## Problem statement
Check every line below for the word "кодекса" and copy each one that has it.

═══ Records provided ═══

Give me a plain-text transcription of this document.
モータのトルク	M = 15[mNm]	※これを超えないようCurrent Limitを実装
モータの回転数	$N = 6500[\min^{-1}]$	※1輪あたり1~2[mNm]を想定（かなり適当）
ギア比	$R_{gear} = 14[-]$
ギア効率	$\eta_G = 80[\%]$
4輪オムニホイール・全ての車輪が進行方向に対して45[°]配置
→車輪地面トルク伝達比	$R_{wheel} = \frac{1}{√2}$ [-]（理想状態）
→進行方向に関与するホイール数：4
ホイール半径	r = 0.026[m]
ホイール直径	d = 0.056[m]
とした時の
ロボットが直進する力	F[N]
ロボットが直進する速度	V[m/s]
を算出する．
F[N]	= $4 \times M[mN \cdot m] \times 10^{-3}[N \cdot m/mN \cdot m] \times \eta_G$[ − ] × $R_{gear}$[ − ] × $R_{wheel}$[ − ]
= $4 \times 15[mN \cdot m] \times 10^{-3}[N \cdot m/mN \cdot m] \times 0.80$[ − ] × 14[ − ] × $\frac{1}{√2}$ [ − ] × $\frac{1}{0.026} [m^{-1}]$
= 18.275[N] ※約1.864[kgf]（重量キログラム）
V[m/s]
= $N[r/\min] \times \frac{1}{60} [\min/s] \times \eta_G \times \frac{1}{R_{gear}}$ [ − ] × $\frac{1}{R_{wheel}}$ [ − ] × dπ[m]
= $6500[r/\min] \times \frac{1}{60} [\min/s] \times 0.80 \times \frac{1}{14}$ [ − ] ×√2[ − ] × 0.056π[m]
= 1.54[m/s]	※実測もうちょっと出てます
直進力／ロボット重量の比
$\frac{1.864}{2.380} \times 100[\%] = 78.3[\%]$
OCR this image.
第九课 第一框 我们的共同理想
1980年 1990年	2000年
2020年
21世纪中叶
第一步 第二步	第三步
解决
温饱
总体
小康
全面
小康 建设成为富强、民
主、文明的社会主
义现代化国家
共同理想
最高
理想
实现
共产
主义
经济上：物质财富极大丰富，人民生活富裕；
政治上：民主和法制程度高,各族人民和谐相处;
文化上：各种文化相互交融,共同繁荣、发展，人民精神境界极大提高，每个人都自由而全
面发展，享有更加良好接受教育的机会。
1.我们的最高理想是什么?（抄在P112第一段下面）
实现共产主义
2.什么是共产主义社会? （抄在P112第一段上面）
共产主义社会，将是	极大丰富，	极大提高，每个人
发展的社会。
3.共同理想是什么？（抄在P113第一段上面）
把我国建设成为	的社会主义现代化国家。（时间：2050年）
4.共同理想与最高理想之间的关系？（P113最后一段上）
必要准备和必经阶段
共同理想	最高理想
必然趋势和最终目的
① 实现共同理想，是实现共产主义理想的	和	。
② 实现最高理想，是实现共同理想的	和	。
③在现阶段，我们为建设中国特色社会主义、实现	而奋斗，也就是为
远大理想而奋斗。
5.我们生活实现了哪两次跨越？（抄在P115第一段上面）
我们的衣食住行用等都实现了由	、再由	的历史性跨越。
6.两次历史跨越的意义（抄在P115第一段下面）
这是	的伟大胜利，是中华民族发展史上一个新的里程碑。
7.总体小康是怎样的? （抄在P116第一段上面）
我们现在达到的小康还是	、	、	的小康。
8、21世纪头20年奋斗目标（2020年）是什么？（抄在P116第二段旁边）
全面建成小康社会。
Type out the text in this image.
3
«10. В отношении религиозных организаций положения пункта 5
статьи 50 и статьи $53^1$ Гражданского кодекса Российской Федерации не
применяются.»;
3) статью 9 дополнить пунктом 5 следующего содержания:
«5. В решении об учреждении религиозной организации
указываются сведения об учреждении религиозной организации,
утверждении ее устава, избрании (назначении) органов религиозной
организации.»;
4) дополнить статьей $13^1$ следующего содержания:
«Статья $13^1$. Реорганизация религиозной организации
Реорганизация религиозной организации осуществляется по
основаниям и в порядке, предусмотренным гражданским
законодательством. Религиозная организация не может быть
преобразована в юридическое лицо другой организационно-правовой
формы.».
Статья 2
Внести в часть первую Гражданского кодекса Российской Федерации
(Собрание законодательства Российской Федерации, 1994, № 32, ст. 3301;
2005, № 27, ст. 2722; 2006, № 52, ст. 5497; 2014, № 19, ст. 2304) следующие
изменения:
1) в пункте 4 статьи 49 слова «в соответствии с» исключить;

═══
═══ Records provided ═══

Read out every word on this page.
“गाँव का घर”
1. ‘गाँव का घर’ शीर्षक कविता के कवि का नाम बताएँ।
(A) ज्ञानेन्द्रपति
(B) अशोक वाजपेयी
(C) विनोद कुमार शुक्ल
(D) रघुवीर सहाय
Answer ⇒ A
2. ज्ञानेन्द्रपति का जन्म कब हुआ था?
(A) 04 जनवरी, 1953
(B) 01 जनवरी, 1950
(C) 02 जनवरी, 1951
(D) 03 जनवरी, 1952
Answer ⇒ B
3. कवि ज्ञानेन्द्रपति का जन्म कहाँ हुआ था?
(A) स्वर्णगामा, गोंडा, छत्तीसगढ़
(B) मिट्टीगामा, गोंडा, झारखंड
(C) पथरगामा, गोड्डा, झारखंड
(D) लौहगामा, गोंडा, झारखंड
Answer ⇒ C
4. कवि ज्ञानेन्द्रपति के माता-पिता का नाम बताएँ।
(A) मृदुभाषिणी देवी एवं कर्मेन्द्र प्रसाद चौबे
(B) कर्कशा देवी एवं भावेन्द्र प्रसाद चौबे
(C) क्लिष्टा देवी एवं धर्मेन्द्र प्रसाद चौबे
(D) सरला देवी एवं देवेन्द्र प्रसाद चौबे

═══

## Written reply
статьи 50 и статьи $53^1$ Гражданского кодекса Российской Федерации не
Внести в часть первую Гражданского кодекса Российской Федерации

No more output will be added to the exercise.